■ Work to do: Spot each line that carries the word "Greenland"; copy those lines.

=== The data ===

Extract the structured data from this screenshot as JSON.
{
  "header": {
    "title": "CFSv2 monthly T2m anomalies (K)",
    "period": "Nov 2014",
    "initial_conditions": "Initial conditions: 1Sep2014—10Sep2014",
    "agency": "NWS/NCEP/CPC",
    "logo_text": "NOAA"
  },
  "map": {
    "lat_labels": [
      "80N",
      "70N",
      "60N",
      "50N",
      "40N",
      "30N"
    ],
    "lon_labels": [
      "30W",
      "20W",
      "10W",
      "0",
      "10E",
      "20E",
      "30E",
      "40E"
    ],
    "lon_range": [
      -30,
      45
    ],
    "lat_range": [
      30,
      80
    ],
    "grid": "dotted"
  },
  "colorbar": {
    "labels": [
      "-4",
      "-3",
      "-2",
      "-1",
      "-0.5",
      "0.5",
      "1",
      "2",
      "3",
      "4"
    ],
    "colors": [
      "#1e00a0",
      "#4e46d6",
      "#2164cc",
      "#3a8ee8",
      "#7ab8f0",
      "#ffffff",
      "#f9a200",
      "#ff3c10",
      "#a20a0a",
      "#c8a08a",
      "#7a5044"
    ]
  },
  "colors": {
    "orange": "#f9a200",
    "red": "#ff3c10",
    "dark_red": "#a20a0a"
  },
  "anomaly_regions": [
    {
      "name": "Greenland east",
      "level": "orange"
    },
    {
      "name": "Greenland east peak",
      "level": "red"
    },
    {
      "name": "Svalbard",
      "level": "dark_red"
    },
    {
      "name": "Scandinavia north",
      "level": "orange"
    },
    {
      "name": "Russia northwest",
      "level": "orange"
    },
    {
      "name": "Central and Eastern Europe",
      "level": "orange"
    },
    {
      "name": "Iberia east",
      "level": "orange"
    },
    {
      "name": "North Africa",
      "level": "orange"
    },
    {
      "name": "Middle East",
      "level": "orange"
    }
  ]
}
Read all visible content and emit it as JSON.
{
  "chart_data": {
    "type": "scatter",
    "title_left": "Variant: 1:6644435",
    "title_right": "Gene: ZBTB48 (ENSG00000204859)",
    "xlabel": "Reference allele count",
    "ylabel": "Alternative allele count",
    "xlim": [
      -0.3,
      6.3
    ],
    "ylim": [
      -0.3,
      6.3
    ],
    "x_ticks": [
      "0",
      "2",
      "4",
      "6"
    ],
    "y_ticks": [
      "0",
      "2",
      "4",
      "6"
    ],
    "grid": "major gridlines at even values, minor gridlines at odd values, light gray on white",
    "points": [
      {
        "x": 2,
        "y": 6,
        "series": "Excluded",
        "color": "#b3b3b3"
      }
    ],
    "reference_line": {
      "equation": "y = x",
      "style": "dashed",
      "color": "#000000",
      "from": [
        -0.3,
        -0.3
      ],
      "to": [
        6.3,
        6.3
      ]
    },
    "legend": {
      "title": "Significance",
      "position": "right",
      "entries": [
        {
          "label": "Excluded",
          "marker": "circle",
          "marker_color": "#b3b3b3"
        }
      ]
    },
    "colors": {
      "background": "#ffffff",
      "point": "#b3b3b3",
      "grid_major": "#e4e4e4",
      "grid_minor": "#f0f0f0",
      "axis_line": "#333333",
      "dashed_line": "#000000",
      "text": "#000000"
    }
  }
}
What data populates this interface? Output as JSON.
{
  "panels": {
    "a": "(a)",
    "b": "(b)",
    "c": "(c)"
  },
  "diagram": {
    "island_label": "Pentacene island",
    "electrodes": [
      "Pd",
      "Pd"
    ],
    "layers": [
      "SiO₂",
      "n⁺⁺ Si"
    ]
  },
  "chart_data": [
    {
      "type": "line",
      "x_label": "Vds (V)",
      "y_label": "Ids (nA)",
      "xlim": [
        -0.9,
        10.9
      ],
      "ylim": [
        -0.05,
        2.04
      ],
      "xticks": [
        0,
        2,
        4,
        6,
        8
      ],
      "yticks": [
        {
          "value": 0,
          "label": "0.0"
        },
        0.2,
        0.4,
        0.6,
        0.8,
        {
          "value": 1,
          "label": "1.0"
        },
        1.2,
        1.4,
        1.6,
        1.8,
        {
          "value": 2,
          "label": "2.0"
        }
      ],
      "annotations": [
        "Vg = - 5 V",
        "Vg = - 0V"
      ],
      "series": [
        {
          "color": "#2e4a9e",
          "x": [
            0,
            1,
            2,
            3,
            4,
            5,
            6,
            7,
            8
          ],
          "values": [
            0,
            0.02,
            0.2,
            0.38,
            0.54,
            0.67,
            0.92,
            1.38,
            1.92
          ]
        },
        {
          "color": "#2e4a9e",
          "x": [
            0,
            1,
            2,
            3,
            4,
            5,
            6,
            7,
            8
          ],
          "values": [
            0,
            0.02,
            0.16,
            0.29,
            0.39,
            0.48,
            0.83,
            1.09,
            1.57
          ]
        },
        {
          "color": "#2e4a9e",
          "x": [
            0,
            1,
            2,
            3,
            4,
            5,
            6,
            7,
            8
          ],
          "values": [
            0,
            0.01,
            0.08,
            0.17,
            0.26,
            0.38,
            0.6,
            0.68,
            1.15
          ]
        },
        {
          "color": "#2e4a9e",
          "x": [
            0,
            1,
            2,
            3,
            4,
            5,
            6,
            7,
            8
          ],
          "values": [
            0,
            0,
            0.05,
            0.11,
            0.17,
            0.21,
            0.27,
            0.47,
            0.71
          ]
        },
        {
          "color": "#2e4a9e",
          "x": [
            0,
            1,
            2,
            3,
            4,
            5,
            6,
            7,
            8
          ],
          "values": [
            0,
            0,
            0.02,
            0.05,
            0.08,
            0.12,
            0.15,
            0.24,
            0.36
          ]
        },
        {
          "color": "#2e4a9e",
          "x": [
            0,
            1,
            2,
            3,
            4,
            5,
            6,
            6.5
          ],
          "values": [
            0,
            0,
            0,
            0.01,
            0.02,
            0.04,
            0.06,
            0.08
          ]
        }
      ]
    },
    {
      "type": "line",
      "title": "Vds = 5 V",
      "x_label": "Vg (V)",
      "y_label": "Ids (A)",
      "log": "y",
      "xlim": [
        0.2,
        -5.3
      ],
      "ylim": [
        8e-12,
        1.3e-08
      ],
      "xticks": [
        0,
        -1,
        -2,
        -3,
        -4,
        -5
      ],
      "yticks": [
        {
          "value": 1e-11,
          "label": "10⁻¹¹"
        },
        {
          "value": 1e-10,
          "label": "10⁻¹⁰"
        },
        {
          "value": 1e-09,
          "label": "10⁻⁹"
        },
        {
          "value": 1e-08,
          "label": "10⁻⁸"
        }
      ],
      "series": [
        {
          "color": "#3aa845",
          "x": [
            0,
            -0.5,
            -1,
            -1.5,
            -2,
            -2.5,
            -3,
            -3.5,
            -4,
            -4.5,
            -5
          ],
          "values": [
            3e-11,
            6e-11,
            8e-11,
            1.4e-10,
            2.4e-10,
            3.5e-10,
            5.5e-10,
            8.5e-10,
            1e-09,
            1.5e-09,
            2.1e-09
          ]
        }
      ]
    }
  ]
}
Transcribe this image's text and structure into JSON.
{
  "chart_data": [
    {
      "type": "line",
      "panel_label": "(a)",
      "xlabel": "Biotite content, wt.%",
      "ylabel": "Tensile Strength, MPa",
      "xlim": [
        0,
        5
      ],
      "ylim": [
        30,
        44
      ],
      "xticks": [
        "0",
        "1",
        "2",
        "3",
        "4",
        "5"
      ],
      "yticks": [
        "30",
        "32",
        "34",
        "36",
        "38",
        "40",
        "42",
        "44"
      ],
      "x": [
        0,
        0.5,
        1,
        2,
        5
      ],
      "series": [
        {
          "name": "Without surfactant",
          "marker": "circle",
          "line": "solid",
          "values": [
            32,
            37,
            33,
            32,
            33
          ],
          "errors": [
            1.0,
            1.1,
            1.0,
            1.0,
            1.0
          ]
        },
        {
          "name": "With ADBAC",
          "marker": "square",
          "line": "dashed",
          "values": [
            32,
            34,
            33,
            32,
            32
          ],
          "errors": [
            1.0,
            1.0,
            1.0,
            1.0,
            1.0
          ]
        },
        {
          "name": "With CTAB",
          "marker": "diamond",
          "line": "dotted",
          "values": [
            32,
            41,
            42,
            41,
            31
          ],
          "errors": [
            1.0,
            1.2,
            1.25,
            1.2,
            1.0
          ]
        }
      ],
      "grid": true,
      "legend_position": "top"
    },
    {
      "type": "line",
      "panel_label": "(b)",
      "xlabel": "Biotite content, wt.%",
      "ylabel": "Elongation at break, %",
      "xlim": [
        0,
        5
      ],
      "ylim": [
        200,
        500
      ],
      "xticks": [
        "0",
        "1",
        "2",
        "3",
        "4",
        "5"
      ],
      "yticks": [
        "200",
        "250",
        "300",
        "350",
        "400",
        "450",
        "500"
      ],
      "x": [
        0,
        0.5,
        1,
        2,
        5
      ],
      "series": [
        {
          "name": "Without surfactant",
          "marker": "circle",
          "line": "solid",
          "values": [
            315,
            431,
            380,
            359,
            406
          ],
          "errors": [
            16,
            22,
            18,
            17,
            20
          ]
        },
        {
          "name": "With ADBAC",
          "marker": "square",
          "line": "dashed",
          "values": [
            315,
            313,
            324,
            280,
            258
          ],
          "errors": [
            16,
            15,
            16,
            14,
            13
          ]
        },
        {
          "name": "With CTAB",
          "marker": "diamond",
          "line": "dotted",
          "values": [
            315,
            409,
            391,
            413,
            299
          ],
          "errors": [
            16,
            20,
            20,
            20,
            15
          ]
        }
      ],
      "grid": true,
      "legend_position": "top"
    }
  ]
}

===

■ Finished answer:
      "name": "Greenland east",
      "name": "Greenland east peak",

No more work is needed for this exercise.